A block of data:
--

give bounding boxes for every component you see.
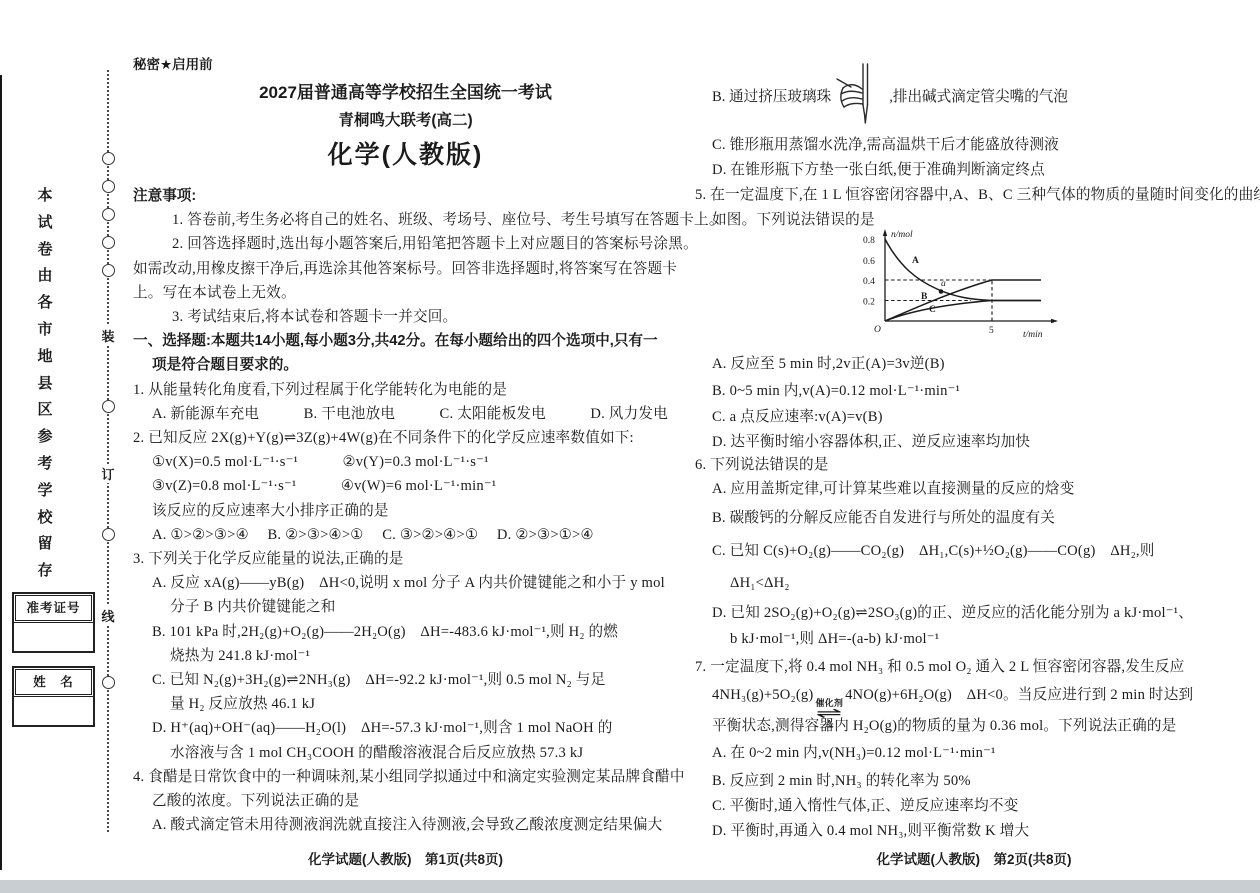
- student-name-box: 姓 名: [12, 666, 95, 727]
- q1-stem: 1. 从能量转化角度看,下列过程属于化学能转化为电能的是: [133, 378, 678, 402]
- curve-A-label: A: [912, 256, 919, 266]
- q7-equation-left: 4NH₃(g)+5O₂(g): [712, 687, 813, 703]
- notice-item-2-cont: 如需改动,用橡皮擦干净后,再选涂其他答案标号。回答非选择题时,将答案写在答题卡: [133, 257, 678, 281]
- q2-options: A. ①>②>③>④ B. ②>③>④>① C. ③>②>④>① D. ②>③>…: [133, 523, 678, 547]
- scan-left-edge: [0, 75, 2, 870]
- curve-C-label: C: [929, 305, 936, 315]
- q6-option-c-cont: ΔH₁<ΔH₂: [730, 573, 790, 593]
- q3-option-b-cont: 烧热为 241.8 kJ·mol⁻¹: [133, 644, 678, 668]
- q2-rates-row-1: ①v(X)=0.5 mol·L⁻¹·s⁻¹ ②v(Y)=0.3 mol·L⁻¹·…: [133, 450, 678, 474]
- q4-option-d: D. 在锥形瓶下方垫一张白纸,便于准确判断滴定终点: [712, 160, 1045, 180]
- q4-option-b-text-pre: B. 通过挤压玻璃珠: [712, 85, 831, 106]
- page-1: 秘密★启用前 2027届普通高等学校招生全国统一考试 青桐鸣大联考(高二) 化学…: [133, 55, 678, 837]
- binding-hole-icon: [102, 236, 115, 249]
- q3-option-c-cont: 量 H₂ 反应放热 46.1 kJ: [133, 692, 678, 716]
- q4-option-b-text-post: ,排出碱式滴定管尖嘴的气泡: [889, 85, 1068, 106]
- q5-option-d: D. 达平衡时缩小容器体积,正、逆反应速率均加快: [712, 432, 1030, 452]
- x-axis-arrow-icon: [1051, 319, 1058, 323]
- y-axis-arrow-icon: [883, 229, 887, 236]
- secret-label: 秘密★启用前: [133, 55, 678, 75]
- q3-option-a: A. 反应 xA(g)——yB(g) ΔH<0,说明 x mol 分子 A 内共…: [133, 571, 678, 595]
- page-2: B. 通过挤压玻璃珠 ,排出碱式滴定管尖嘴的气泡 C. 锥形瓶用蒸馏水洗净,需高…: [695, 55, 1253, 880]
- q5-option-a: A. 反应至 5 min 时,2v正(A)=3v逆(B): [712, 354, 945, 374]
- page-2-footer: 化学试题(人教版) 第2页(共8页): [695, 848, 1253, 868]
- binding-char-xian: 线: [100, 606, 116, 625]
- q5-option-c: C. a 点反应速率:v(A)=v(B): [712, 407, 883, 427]
- q2-stem: 2. 已知反应 2X(g)+Y(g)⇌3Z(g)+4W(g)在不同条件下的化学反…: [133, 426, 678, 450]
- student-name-field: [14, 696, 93, 725]
- q4-stem-cont: 乙酸的浓度。下列说法正确的是: [133, 789, 678, 813]
- q5-stem-cont: 如图。下列说法错误的是: [712, 210, 875, 230]
- y-tick-0.2: 0.2: [863, 298, 875, 308]
- q3-option-d-cont: 水溶液与含 1 mol CH₃COOH 的醋酸溶液混合后反应放热 57.3 kJ: [133, 741, 678, 765]
- section-1-heading-cont: 项是符合题目要求的。: [133, 353, 678, 377]
- x-tick-5: 5: [989, 326, 994, 336]
- subject-title: 化学(人教版): [133, 135, 678, 175]
- q5-moles-vs-time-chart: 0.8 0.6 0.4 0.2 n/mol O 5 t/min A B C a: [855, 227, 1065, 345]
- binding-hole-icon: [102, 528, 115, 541]
- point-a-label: a: [941, 279, 946, 289]
- retain-notice-vertical-text: 本试卷由各市地县区参考学校留存: [36, 183, 54, 585]
- scanned-exam-paper: { "sidebar": { "retain_text": "本试卷由各市地县区…: [0, 0, 1260, 893]
- q7-option-a: A. 在 0~2 min 内,v(NH₃)=0.12 mol·L⁻¹·min⁻¹: [712, 743, 996, 763]
- q7-stem: 7. 一定温度下,将 0.4 mol NH₃ 和 0.5 mol O₂ 通入 2…: [695, 657, 1184, 677]
- admission-ticket-number-field: [14, 622, 93, 651]
- point-a-marker: [939, 289, 944, 294]
- q4-option-b: B. 通过挤压玻璃珠 ,排出碱式滴定管尖嘴的气泡: [712, 63, 1068, 127]
- q3-stem: 3. 下列关于化学反应能量的说法,正确的是: [133, 547, 678, 571]
- binding-hole-icon: [102, 152, 115, 165]
- q7-option-b: B. 反应到 2 min 时,NH₃ 的转化率为 50%: [712, 771, 971, 791]
- binding-hole-icon: [102, 400, 115, 413]
- student-name-label: 姓 名: [15, 669, 92, 695]
- binding-hole-icon: [102, 264, 115, 277]
- q4-stem: 4. 食醋是日常饮食中的一种调味剂,某小组同学拟通过中和滴定实验测定某品牌食醋中: [133, 765, 678, 789]
- q3-option-d: D. H⁺(aq)+OH⁻(aq)——H₂O(l) ΔH=-57.3 kJ·mo…: [133, 716, 678, 740]
- binding-hole-icon: [102, 180, 115, 193]
- notice-item-3: 3. 考试结束后,将本试卷和答题卡一并交回。: [133, 305, 678, 329]
- y-axis-label: n/mol: [891, 230, 913, 240]
- q1-options: A. 新能源车充电 B. 干电池放电 C. 太阳能板发电 D. 风力发电: [133, 402, 678, 426]
- q3-option-c: C. 已知 N₂(g)+3H₂(g)⇌2NH₃(g) ΔH=-92.2 kJ·m…: [133, 668, 678, 692]
- binding-hole-icon: [102, 676, 115, 689]
- section-1-heading: 一、选择题:本题共14小题,每小题3分,共42分。在每小题给出的四个选项中,只有…: [133, 329, 678, 353]
- y-tick-0.6: 0.6: [863, 257, 875, 267]
- exam-title: 2027届普通高等学校招生全国统一考试: [133, 80, 678, 105]
- page-1-footer: 化学试题(人教版) 第1页(共8页): [133, 848, 678, 868]
- q2-stem-cont: 该反应的反应速率大小排序正确的是: [133, 499, 678, 523]
- binding-char-zhuang: 装: [100, 326, 116, 345]
- admission-ticket-number-label: 准考证号: [15, 595, 92, 621]
- origin-label: O: [874, 325, 881, 335]
- binding-char-ding: 订: [100, 464, 116, 483]
- y-tick-0.8: 0.8: [863, 236, 875, 246]
- x-axis-label: t/min: [1023, 330, 1043, 340]
- hand-squeezing-burette-bead-illustration: [835, 63, 885, 127]
- q6-option-d-cont: b kJ·mol⁻¹,则 ΔH=-(a-b) kJ·mol⁻¹: [730, 629, 939, 649]
- q4-option-a: A. 酸式滴定管未用待测液润洗就直接注入待测液,会导致乙酸浓度测定结果偏大: [133, 813, 678, 837]
- q7-equation-right: 4NO(g)+6H₂O(g) ΔH<0。当反应进行到 2 min 时达到: [845, 687, 1193, 703]
- q6-option-a: A. 应用盖斯定律,可计算某些难以直接测量的反应的焓变: [712, 479, 1075, 499]
- q6-option-c: C. 已知 C(s)+O₂(g)——CO₂(g) ΔH₁,C(s)+½O₂(g)…: [712, 541, 1155, 561]
- admission-ticket-number-box: 准考证号: [12, 592, 95, 653]
- notice-item-1: 1. 答卷前,考生务必将自己的姓名、班级、考场号、座位号、考生号填写在答题卡上。: [133, 208, 678, 232]
- exam-subtitle: 青桐鸣大联考(高二): [133, 108, 678, 133]
- q7-option-d: D. 平衡时,再通入 0.4 mol NH₃,则平衡常数 K 增大: [712, 821, 1029, 841]
- q7-option-c: C. 平衡时,通入惰性气体,正、逆反应速率均不变: [712, 796, 1018, 816]
- q2-rates-row-2: ③v(Z)=0.8 mol·L⁻¹·s⁻¹ ④v(W)=6 mol·L⁻¹·mi…: [133, 474, 678, 498]
- q6-option-d: D. 已知 2SO₂(g)+O₂(g)⇌2SO₃(g)的正、逆反应的活化能分别为…: [712, 603, 1193, 623]
- curve-B-label: B: [921, 292, 928, 302]
- q7-stem-cont: 平衡状态,测得容器内 H₂O(g)的物质的量为 0.36 mol。下列说法正确的…: [712, 716, 1176, 736]
- q5-option-b: B. 0~5 min 内,v(A)=0.12 mol·L⁻¹·min⁻¹: [712, 381, 960, 401]
- q5-stem: 5. 在一定温度下,在 1 L 恒容密闭容器中,A、B、C 三种气体的物质的量随…: [695, 185, 1260, 205]
- q4-option-c: C. 锥形瓶用蒸馏水洗净,需高温烘干后才能盛放待测液: [712, 135, 1059, 155]
- binding-hole-icon: [102, 208, 115, 221]
- y-tick-0.4: 0.4: [863, 277, 875, 287]
- notice-item-2-cont2: 上。写在本试卷上无效。: [133, 281, 678, 305]
- q3-option-a-cont: 分子 B 内共价键键能之和: [133, 595, 678, 619]
- scan-bottom-strip: [0, 880, 1260, 893]
- notice-item-2: 2. 回答选择题时,选出每小题答案后,用铅笔把答题卡上对应题目的答案标号涂黑。: [133, 232, 678, 256]
- curve-A: [885, 239, 1041, 301]
- q6-option-b: B. 碳酸钙的分解反应能否自发进行与所处的温度有关: [712, 508, 1055, 528]
- q6-stem: 6. 下列说法错误的是: [695, 455, 829, 475]
- notice-heading: 注意事项:: [133, 184, 678, 208]
- q3-option-b: B. 101 kPa 时,2H₂(g)+O₂(g)——2H₂O(g) ΔH=-4…: [133, 620, 678, 644]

--

Copy the lines from the one containing "- student-name-box: 姓 名: [12, 666, 95, 727]" through the one containing "- student-name-field: [14, 696, 93, 725]", inclusive, without any changes.

■ Solution ■
- student-name-box: 姓 名: [12, 666, 95, 727]
- q1-stem: 1. 从能量转化角度看,下列过程属于化学能转化为电能的是: [133, 378, 678, 402]
- curve-A-label: A: [912, 256, 919, 266]
- q7-equation-left: 4NH₃(g)+5O₂(g): [712, 687, 813, 703]
- notice-item-2-cont: 如需改动,用橡皮擦干净后,再选涂其他答案标号。回答非选择题时,将答案写在答题卡: [133, 257, 678, 281]
- q2-options: A. ①>②>③>④ B. ②>③>④>① C. ③>②>④>① D. ②>③>…: [133, 523, 678, 547]
- scan-left-edge: [0, 75, 2, 870]
- curve-C-label: C: [929, 305, 936, 315]
- q6-option-c-cont: ΔH₁<ΔH₂: [730, 573, 790, 593]
- q3-option-b-cont: 烧热为 241.8 kJ·mol⁻¹: [133, 644, 678, 668]
- q2-rates-row-1: ①v(X)=0.5 mol·L⁻¹·s⁻¹ ②v(Y)=0.3 mol·L⁻¹·…: [133, 450, 678, 474]
- q4-option-d: D. 在锥形瓶下方垫一张白纸,便于准确判断滴定终点: [712, 160, 1045, 180]
- q4-option-b-text-pre: B. 通过挤压玻璃珠: [712, 85, 831, 106]
- page-1: 秘密★启用前 2027届普通高等学校招生全国统一考试 青桐鸣大联考(高二) 化学…: [133, 55, 678, 837]
- binding-hole-icon: [102, 236, 115, 249]
- q3-option-c-cont: 量 H₂ 反应放热 46.1 kJ: [133, 692, 678, 716]
- q4-option-b-text-post: ,排出碱式滴定管尖嘴的气泡: [889, 85, 1068, 106]
- q5-option-d: D. 达平衡时缩小容器体积,正、逆反应速率均加快: [712, 432, 1030, 452]
- x-axis-arrow-icon: [1051, 319, 1058, 323]
- y-axis-arrow-icon: [883, 229, 887, 236]
- secret-label: 秘密★启用前: [133, 55, 678, 75]
- q3-option-a: A. 反应 xA(g)——yB(g) ΔH<0,说明 x mol 分子 A 内共…: [133, 571, 678, 595]
- page-2: B. 通过挤压玻璃珠 ,排出碱式滴定管尖嘴的气泡 C. 锥形瓶用蒸馏水洗净,需高…: [695, 55, 1253, 880]
- q5-option-a: A. 反应至 5 min 时,2v正(A)=3v逆(B): [712, 354, 945, 374]
- page-2-footer: 化学试题(人教版) 第2页(共8页): [695, 848, 1253, 868]
- binding-char-xian: 线: [100, 606, 116, 625]
- q5-option-c: C. a 点反应速率:v(A)=v(B): [712, 407, 883, 427]
- q2-stem: 2. 已知反应 2X(g)+Y(g)⇌3Z(g)+4W(g)在不同条件下的化学反…: [133, 426, 678, 450]
- student-name-field: [14, 696, 93, 725]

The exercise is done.